=== Records to use ===

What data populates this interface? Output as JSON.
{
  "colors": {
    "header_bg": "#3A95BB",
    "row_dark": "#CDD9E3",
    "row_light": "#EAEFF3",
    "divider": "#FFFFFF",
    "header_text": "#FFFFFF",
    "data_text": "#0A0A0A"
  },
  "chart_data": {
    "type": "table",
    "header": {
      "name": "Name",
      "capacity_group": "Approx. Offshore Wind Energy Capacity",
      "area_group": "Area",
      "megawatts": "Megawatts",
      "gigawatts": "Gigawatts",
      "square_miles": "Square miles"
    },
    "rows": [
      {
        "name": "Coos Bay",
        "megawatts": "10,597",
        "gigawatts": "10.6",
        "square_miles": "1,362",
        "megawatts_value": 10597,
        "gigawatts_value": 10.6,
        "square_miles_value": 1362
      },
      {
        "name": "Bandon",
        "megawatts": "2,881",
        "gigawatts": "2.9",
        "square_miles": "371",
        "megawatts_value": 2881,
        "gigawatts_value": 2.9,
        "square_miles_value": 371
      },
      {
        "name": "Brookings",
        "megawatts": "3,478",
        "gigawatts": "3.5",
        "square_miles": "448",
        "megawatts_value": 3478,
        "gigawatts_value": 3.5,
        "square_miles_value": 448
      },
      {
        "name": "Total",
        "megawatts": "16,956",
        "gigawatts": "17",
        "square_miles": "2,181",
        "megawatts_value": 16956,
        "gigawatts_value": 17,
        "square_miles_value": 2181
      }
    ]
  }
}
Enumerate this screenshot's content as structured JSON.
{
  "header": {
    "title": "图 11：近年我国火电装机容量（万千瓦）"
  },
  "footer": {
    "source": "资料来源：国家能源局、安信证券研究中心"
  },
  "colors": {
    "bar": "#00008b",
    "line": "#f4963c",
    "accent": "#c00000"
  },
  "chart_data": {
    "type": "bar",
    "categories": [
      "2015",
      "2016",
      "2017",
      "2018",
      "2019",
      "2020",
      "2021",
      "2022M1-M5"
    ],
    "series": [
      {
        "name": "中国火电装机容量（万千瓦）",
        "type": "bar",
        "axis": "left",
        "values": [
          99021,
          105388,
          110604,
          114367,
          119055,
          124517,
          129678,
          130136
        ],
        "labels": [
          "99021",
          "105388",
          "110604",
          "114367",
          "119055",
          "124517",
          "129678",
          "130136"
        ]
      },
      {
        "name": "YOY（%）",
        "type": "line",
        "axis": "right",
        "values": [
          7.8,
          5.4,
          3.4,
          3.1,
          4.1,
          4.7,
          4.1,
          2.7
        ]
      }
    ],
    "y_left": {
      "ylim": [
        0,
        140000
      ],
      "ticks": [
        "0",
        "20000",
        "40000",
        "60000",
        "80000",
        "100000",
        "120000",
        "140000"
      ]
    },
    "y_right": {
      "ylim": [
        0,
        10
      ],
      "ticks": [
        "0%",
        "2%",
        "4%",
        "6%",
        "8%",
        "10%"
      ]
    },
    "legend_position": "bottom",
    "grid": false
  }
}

===

Make an exact copy of every entry.

What data populates this interface? Output as JSON.
{
  "colors": {
    "header_bg": "#3A95BB",
    "row_dark": "#CDD9E3",
    "row_light": "#EAEFF3",
    "divider": "#FFFFFF",
    "header_text": "#FFFFFF",
    "data_text": "#0A0A0A"
  },
  "chart_data": {
    "type": "table",
    "header": {
      "name": "Name",
      "capacity_group": "Approx. Offshore Wind Energy Capacity",
      "area_group": "Area",
      "megawatts": "Megawatts",
      "gigawatts": "Gigawatts",
      "square_miles": "Square miles"
    },
    "rows": [
      {
        "name": "Coos Bay",
        "megawatts": "10,597",
        "gigawatts": "10.6",
        "square_miles": "1,362",
        "megawatts_value": 10597,
        "gigawatts_value": 10.6,
        "square_miles_value": 1362
      },
      {
        "name": "Bandon",
        "megawatts": "2,881",
        "gigawatts": "2.9",
        "square_miles": "371",
        "megawatts_value": 2881,
        "gigawatts_value": 2.9,
        "square_miles_value": 371
      },
      {
        "name": "Brookings",
        "megawatts": "3,478",
        "gigawatts": "3.5",
        "square_miles": "448",
        "megawatts_value": 3478,
        "gigawatts_value": 3.5,
        "square_miles_value": 448
      },
      {
        "name": "Total",
        "megawatts": "16,956",
        "gigawatts": "17",
        "square_miles": "2,181",
        "megawatts_value": 16956,
        "gigawatts_value": 17,
        "square_miles_value": 2181
      }
    ]
  }
}
Enumerate this screenshot's content as structured JSON.
{
  "header": {
    "title": "图 11：近年我国火电装机容量（万千瓦）"
  },
  "footer": {
    "source": "资料来源：国家能源局、安信证券研究中心"
  },
  "colors": {
    "bar": "#00008b",
    "line": "#f4963c",
    "accent": "#c00000"
  },
  "chart_data": {
    "type": "bar",
    "categories": [
      "2015",
      "2016",
      "2017",
      "2018",
      "2019",
      "2020",
      "2021",
      "2022M1-M5"
    ],
    "series": [
      {
        "name": "中国火电装机容量（万千瓦）",
        "type": "bar",
        "axis": "left",
        "values": [
          99021,
          105388,
          110604,
          114367,
          119055,
          124517,
          129678,
          130136
        ],
        "labels": [
          "99021",
          "105388",
          "110604",
          "114367",
          "119055",
          "124517",
          "129678",
          "130136"
        ]
      },
      {
        "name": "YOY（%）",
        "type": "line",
        "axis": "right",
        "values": [
          7.8,
          5.4,
          3.4,
          3.1,
          4.1,
          4.7,
          4.1,
          2.7
        ]
      }
    ],
    "y_left": {
      "ylim": [
        0,
        140000
      ],
      "ticks": [
        "0",
        "20000",
        "40000",
        "60000",
        "80000",
        "100000",
        "120000",
        "140000"
      ]
    },
    "y_right": {
      "ylim": [
        0,
        10
      ],
      "ticks": [
        "0%",
        "2%",
        "4%",
        "6%",
        "8%",
        "10%"
      ]
    },
    "legend_position": "bottom",
    "grid": false
  }
}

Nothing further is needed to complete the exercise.